§ **Problem to solve**
Reproduce every line of the listing as written, apart from the pictures.

§ **The records**
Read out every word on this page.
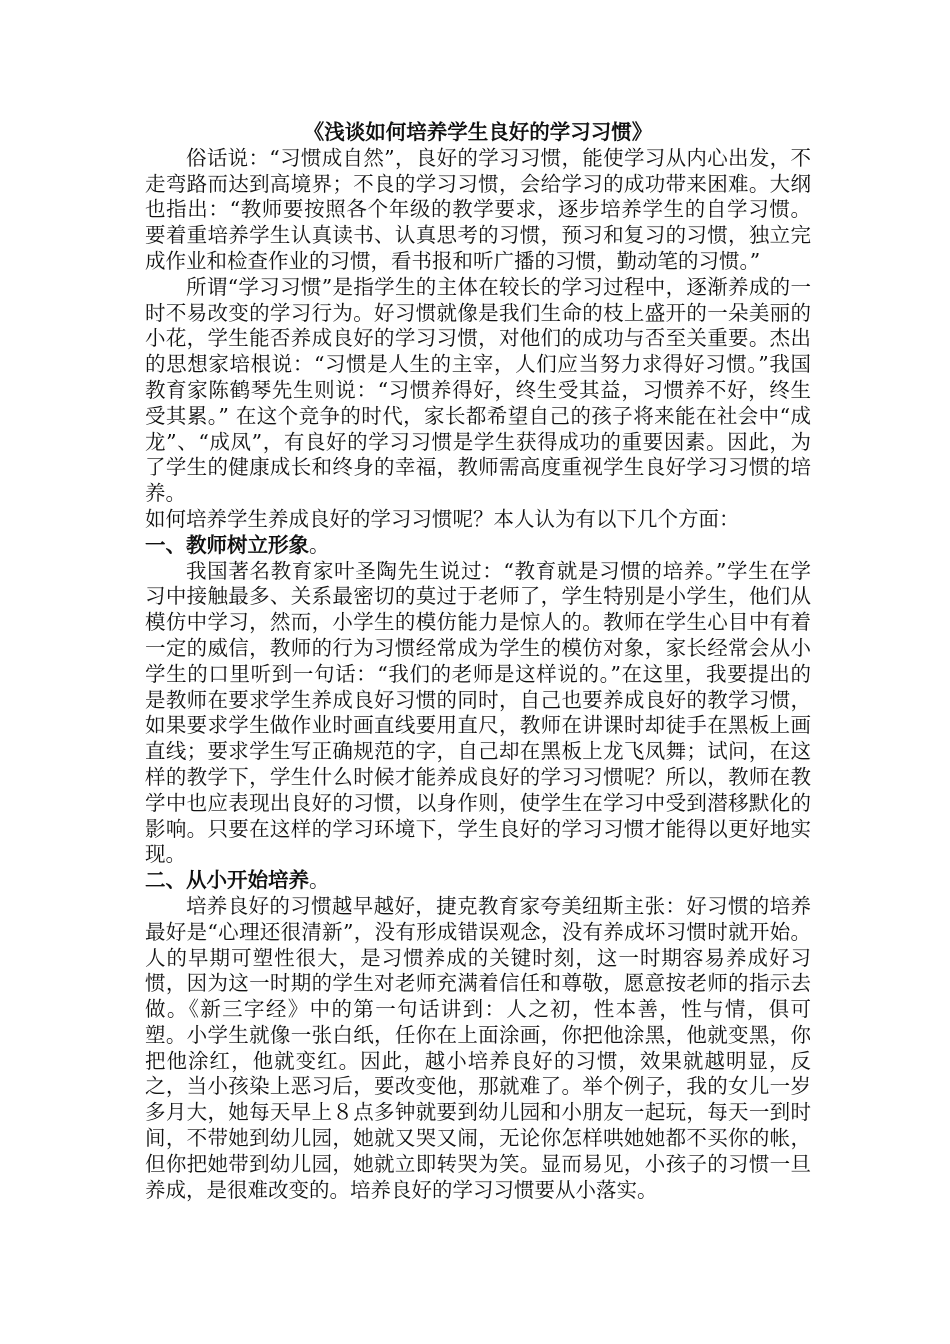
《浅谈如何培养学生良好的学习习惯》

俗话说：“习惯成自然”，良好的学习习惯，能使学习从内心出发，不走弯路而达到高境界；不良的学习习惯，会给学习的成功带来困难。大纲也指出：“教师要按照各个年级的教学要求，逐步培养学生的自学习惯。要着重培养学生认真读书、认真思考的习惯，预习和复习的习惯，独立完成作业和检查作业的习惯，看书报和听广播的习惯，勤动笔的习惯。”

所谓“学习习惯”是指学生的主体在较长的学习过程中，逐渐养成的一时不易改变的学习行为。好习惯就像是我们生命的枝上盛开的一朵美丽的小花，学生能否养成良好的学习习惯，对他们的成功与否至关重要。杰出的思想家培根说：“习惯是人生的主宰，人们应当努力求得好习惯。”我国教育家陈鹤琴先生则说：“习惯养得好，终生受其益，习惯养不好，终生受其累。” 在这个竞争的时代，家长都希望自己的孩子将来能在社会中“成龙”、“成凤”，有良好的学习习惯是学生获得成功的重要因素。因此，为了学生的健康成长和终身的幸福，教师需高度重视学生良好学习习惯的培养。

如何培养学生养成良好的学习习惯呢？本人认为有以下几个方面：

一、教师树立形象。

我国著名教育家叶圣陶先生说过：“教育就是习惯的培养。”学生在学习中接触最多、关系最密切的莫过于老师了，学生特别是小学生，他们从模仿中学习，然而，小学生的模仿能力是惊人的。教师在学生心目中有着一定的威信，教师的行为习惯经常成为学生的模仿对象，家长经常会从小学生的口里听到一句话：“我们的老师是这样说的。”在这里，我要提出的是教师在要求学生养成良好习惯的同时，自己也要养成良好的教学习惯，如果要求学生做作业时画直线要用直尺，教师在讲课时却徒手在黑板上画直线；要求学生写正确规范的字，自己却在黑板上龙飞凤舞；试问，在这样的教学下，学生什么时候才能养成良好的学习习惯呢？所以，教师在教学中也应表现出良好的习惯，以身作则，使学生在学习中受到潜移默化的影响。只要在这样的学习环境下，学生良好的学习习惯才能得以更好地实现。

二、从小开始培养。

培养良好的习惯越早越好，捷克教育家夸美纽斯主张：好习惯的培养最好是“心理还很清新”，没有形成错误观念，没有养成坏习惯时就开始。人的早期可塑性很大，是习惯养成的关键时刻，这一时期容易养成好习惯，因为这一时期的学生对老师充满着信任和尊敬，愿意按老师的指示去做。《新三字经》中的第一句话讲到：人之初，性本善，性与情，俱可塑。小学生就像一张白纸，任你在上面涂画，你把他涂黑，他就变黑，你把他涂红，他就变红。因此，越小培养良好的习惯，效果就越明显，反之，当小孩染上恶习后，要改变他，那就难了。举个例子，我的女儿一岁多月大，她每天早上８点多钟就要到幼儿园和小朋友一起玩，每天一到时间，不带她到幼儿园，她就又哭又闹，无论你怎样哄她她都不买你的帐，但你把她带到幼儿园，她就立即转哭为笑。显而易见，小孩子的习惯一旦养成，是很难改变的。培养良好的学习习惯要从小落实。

§ **Answer for the task**
Read out every word on this page.
《浅谈如何培养学生良好的学习习惯》

俗话说：“习惯成自然”，良好的学习习惯，能使学习从内心出发，不走弯路而达到高境界；不良的学习习惯，会给学习的成功带来困难。大纲也指出：“教师要按照各个年级的教学要求，逐步培养学生的自学习惯。要着重培养学生认真读书、认真思考的习惯，预习和复习的习惯，独立完成作业和检查作业的习惯，看书报和听广播的习惯，勤动笔的习惯。”

所谓“学习习惯”是指学生的主体在较长的学习过程中，逐渐养成的一时不易改变的学习行为。好习惯就像是我们生命的枝上盛开的一朵美丽的小花，学生能否养成良好的学习习惯，对他们的成功与否至关重要。杰出的思想家培根说：“习惯是人生的主宰，人们应当努力求得好习惯。”我国教育家陈鹤琴先生则说：“习惯养得好，终生受其益，习惯养不好，终生受其累。” 在这个竞争的时代，家长都希望自己的孩子将来能在社会中“成龙”、“成凤”，有良好的学习习惯是学生获得成功的重要因素。因此，为了学生的健康成长和终身的幸福，教师需高度重视学生良好学习习惯的培养。

如何培养学生养成良好的学习习惯呢？本人认为有以下几个方面：

一、教师树立形象。

我国著名教育家叶圣陶先生说过：“教育就是习惯的培养。”学生在学习中接触最多、关系最密切的莫过于老师了，学生特别是小学生，他们从模仿中学习，然而，小学生的模仿能力是惊人的。教师在学生心目中有着一定的威信，教师的行为习惯经常成为学生的模仿对象，家长经常会从小学生的口里听到一句话：“我们的老师是这样说的。”在这里，我要提出的是教师在要求学生养成良好习惯的同时，自己也要养成良好的教学习惯，如果要求学生做作业时画直线要用直尺，教师在讲课时却徒手在黑板上画直线；要求学生写正确规范的字，自己却在黑板上龙飞凤舞；试问，在这样的教学下，学生什么时候才能养成良好的学习习惯呢？所以，教师在教学中也应表现出良好的习惯，以身作则，使学生在学习中受到潜移默化的影响。只要在这样的学习环境下，学生良好的学习习惯才能得以更好地实现。

二、从小开始培养。

培养良好的习惯越早越好，捷克教育家夸美纽斯主张：好习惯的培养最好是“心理还很清新”，没有形成错误观念，没有养成坏习惯时就开始。人的早期可塑性很大，是习惯养成的关键时刻，这一时期容易养成好习惯，因为这一时期的学生对老师充满着信任和尊敬，愿意按老师的指示去做。《新三字经》中的第一句话讲到：人之初，性本善，性与情，俱可塑。小学生就像一张白纸，任你在上面涂画，你把他涂黑，他就变黑，你把他涂红，他就变红。因此，越小培养良好的习惯，效果就越明显，反之，当小孩染上恶习后，要改变他，那就难了。举个例子，我的女儿一岁多月大，她每天早上８点多钟就要到幼儿园和小朋友一起玩，每天一到时间，不带她到幼儿园，她就又哭又闹，无论你怎样哄她她都不买你的帐，但你把她带到幼儿园，她就立即转哭为笑。显而易见，小孩子的习惯一旦养成，是很难改变的。培养良好的学习习惯要从小落实。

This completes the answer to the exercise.